(Entries taken from a collection)
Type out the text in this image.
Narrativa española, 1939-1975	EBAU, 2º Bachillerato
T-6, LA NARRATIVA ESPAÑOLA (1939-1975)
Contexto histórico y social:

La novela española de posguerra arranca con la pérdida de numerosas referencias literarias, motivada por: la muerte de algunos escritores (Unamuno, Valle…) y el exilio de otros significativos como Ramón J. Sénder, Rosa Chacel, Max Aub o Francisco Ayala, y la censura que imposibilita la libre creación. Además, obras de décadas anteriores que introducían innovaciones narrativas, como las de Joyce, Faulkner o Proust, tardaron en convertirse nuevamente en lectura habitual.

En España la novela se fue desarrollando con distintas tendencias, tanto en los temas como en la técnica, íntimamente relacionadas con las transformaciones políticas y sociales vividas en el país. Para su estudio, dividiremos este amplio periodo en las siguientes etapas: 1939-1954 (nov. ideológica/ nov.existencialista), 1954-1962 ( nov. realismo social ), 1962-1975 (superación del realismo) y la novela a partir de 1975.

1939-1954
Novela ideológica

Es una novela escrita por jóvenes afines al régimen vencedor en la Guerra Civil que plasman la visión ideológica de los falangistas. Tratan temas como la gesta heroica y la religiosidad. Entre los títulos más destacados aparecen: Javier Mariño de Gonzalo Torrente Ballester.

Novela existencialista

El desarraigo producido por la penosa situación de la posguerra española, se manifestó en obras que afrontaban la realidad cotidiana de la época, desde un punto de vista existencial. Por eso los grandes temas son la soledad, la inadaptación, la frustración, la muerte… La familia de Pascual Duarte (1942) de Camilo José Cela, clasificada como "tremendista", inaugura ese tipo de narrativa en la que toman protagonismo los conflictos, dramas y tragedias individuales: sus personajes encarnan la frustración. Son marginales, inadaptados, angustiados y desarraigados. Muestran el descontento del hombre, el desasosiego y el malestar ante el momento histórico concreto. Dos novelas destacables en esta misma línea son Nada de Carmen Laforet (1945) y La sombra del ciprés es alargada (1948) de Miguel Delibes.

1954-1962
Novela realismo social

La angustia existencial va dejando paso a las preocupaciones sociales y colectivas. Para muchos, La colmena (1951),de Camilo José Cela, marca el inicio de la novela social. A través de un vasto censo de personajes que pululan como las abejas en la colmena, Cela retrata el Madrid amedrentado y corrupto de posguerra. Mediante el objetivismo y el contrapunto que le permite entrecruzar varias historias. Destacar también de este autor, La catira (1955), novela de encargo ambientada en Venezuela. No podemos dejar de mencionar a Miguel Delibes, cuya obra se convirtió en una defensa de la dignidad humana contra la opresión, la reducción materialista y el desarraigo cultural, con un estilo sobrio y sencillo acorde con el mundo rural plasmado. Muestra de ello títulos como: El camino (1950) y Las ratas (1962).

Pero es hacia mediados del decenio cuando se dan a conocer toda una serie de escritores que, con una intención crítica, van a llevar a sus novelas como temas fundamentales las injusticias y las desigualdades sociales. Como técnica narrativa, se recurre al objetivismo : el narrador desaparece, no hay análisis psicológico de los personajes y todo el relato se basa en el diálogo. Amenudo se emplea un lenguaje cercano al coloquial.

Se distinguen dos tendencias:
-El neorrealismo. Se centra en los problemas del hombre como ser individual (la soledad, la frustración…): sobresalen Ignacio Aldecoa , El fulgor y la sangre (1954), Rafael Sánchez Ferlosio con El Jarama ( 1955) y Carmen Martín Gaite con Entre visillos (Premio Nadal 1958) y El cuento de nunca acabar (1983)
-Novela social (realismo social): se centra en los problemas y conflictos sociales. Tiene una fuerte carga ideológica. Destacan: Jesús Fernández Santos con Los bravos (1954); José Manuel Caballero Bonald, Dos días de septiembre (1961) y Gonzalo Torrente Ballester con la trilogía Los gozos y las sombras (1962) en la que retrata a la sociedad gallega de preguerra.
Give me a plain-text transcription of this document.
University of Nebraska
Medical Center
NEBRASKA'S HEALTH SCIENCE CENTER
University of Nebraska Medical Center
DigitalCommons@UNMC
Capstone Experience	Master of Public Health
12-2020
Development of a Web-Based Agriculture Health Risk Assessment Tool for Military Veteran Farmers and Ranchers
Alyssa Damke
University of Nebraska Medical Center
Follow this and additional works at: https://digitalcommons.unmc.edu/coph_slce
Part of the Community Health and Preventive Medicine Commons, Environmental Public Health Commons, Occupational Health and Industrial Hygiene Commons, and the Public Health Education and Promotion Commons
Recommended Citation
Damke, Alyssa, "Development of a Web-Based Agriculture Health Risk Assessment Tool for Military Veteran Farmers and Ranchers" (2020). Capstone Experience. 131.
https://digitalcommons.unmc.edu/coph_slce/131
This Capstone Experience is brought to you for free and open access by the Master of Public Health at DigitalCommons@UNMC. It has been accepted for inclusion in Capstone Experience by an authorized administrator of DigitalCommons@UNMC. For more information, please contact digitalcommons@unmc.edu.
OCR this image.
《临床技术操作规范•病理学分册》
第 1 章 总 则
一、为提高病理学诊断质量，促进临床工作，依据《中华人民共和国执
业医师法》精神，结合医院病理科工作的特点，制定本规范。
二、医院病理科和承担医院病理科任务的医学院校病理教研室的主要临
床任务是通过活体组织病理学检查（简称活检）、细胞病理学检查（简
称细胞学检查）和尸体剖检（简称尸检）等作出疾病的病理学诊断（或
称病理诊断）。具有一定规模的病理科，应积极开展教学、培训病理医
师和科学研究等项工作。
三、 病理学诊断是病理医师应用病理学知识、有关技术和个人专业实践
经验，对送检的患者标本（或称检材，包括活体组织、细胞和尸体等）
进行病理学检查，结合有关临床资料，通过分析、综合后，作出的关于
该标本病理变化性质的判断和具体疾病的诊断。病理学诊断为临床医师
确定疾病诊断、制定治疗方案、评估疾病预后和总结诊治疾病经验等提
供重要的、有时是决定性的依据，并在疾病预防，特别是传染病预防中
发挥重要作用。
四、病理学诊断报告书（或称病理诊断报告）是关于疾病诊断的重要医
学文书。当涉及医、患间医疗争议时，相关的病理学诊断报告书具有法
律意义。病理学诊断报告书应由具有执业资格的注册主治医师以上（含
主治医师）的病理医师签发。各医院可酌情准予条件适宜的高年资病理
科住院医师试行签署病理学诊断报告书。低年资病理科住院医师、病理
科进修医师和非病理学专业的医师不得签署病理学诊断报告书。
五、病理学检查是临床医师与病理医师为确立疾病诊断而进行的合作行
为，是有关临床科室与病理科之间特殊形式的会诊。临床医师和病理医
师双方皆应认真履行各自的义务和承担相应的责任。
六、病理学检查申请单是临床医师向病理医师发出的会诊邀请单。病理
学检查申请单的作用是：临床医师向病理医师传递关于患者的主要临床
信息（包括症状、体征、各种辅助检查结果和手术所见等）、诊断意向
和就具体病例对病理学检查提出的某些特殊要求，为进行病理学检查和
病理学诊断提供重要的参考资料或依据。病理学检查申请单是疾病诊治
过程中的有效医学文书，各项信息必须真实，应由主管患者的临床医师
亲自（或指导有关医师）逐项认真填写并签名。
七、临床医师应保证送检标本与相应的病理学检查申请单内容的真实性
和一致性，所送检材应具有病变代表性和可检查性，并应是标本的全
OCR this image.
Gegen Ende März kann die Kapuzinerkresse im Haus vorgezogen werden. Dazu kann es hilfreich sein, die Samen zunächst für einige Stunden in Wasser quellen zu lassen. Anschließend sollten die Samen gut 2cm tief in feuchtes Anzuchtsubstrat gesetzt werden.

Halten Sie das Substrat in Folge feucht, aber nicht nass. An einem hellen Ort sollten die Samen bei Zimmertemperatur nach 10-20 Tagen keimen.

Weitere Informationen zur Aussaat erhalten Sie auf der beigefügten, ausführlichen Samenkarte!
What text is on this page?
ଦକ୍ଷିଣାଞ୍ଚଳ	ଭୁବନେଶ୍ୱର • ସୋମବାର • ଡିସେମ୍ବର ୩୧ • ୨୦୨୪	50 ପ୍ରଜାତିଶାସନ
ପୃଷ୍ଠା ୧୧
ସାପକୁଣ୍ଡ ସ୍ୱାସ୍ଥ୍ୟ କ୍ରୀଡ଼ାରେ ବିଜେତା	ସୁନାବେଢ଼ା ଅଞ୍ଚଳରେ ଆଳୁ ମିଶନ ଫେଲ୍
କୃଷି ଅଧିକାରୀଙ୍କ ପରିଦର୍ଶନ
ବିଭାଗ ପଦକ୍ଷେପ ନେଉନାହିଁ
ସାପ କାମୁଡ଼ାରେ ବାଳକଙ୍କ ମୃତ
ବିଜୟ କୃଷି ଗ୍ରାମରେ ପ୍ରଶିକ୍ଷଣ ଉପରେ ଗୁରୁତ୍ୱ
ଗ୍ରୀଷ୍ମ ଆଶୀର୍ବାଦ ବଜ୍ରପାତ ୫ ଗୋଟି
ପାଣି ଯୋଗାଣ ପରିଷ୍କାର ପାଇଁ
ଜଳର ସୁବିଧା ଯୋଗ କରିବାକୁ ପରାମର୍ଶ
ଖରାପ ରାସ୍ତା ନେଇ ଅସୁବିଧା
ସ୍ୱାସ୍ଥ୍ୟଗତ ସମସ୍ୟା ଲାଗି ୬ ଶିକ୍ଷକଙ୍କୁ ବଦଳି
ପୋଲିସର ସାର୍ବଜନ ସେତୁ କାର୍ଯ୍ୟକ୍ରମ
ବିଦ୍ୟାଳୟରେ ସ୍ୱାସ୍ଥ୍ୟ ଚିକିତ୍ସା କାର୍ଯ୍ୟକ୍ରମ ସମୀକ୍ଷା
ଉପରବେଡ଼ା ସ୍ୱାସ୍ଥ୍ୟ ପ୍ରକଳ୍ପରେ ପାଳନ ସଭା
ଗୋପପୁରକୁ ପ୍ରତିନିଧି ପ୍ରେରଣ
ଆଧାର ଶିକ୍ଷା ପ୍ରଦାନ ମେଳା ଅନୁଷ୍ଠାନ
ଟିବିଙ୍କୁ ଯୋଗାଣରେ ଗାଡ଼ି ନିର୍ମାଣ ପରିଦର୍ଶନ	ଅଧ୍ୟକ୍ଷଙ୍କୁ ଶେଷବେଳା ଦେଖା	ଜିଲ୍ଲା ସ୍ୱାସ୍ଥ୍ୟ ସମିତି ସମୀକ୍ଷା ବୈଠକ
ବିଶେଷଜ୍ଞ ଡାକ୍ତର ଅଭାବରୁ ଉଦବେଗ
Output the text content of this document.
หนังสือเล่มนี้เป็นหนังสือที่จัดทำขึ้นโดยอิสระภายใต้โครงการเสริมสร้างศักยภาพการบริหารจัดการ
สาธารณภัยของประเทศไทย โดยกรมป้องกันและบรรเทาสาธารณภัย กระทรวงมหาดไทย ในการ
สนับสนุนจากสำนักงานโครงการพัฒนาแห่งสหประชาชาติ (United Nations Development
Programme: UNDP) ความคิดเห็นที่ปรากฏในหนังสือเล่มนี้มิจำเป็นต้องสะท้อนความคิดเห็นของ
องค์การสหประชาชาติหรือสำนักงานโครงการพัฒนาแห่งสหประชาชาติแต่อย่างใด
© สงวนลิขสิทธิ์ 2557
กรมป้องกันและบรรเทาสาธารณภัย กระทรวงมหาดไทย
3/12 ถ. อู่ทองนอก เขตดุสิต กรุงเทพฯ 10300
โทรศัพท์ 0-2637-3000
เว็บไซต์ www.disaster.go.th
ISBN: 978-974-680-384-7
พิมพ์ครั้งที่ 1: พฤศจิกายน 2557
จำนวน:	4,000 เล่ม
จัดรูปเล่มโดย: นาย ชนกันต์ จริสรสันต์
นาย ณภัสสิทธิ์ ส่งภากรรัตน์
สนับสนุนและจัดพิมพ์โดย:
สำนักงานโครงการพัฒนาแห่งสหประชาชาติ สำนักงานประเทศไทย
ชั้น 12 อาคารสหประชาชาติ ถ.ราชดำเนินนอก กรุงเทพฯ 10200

What is expected: What is the number of lines in the records that contain "Assessment"? Give that number only.

Result of the task: 2